* **YOUR TASK**
How many lines of the material below contain the string "деятельности"? Answer with the number and nothing else.
'''
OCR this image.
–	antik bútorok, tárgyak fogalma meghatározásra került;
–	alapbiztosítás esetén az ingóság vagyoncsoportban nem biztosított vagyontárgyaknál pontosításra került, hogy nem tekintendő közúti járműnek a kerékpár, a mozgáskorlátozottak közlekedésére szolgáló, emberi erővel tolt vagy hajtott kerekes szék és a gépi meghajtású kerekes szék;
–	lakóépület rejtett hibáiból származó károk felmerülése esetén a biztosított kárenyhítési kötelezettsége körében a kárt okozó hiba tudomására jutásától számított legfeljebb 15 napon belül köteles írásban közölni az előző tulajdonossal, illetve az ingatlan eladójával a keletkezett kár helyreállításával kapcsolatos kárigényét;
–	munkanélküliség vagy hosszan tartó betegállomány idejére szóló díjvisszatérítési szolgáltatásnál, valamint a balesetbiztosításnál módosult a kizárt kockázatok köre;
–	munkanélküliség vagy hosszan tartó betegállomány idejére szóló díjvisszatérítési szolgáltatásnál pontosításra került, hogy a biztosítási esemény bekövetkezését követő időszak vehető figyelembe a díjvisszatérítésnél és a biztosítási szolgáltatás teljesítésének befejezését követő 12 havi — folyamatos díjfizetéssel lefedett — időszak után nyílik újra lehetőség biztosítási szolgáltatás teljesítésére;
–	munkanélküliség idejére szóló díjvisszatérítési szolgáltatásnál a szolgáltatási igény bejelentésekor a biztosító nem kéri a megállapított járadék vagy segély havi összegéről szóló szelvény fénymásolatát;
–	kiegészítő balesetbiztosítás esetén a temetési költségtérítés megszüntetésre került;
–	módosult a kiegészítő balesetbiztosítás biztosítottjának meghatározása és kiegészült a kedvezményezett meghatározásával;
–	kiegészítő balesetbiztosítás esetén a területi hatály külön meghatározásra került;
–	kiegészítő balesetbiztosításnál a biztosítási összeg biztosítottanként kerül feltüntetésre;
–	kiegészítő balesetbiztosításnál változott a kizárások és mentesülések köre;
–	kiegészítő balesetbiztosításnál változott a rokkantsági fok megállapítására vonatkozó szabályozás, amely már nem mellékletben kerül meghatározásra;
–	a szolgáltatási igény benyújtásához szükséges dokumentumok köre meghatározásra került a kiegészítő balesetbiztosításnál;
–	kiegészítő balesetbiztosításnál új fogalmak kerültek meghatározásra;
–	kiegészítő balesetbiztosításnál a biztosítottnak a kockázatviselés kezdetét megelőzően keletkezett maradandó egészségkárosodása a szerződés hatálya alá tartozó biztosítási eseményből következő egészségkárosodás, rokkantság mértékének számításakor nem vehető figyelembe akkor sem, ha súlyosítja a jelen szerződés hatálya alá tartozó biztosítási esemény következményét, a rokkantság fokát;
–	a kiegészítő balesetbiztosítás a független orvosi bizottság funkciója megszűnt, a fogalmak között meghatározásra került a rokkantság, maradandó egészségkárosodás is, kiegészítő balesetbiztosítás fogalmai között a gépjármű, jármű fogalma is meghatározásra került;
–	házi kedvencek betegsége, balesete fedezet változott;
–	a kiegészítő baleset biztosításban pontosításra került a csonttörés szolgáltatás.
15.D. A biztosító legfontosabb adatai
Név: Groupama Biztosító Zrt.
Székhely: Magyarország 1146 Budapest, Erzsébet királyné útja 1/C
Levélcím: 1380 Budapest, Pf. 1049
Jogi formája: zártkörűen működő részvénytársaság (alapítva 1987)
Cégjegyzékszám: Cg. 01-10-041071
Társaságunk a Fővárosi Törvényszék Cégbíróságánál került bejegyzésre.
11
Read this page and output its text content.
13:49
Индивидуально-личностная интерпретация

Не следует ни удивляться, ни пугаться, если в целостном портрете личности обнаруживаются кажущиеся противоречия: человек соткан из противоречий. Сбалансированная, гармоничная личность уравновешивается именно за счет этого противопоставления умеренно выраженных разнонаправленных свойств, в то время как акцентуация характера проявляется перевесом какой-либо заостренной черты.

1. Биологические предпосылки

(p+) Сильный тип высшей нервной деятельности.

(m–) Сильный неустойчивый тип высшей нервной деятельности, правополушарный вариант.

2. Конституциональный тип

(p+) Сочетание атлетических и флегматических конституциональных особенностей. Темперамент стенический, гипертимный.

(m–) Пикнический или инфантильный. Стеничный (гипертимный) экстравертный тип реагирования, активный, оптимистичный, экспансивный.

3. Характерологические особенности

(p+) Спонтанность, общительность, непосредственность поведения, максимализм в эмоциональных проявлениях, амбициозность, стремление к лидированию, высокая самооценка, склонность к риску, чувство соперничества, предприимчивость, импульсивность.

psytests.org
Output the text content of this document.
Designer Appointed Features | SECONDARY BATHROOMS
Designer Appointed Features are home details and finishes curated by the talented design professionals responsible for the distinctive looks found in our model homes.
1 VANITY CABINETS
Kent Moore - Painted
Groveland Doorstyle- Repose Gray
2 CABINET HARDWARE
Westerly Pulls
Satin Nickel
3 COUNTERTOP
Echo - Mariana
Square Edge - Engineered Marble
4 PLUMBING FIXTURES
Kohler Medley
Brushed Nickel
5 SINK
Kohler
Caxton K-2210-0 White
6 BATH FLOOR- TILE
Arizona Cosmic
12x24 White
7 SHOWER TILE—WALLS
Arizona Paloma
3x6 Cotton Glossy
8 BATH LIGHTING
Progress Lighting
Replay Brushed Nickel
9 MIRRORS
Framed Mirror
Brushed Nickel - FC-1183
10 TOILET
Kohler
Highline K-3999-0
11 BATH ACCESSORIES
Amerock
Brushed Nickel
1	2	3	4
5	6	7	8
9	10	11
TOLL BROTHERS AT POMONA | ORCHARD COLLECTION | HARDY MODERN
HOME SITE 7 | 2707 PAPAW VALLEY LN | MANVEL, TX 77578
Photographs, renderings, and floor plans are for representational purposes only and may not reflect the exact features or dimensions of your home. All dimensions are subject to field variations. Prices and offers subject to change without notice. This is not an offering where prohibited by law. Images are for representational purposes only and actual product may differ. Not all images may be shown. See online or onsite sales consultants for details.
'''
* **OUTPUT FOR THIS TASK**
2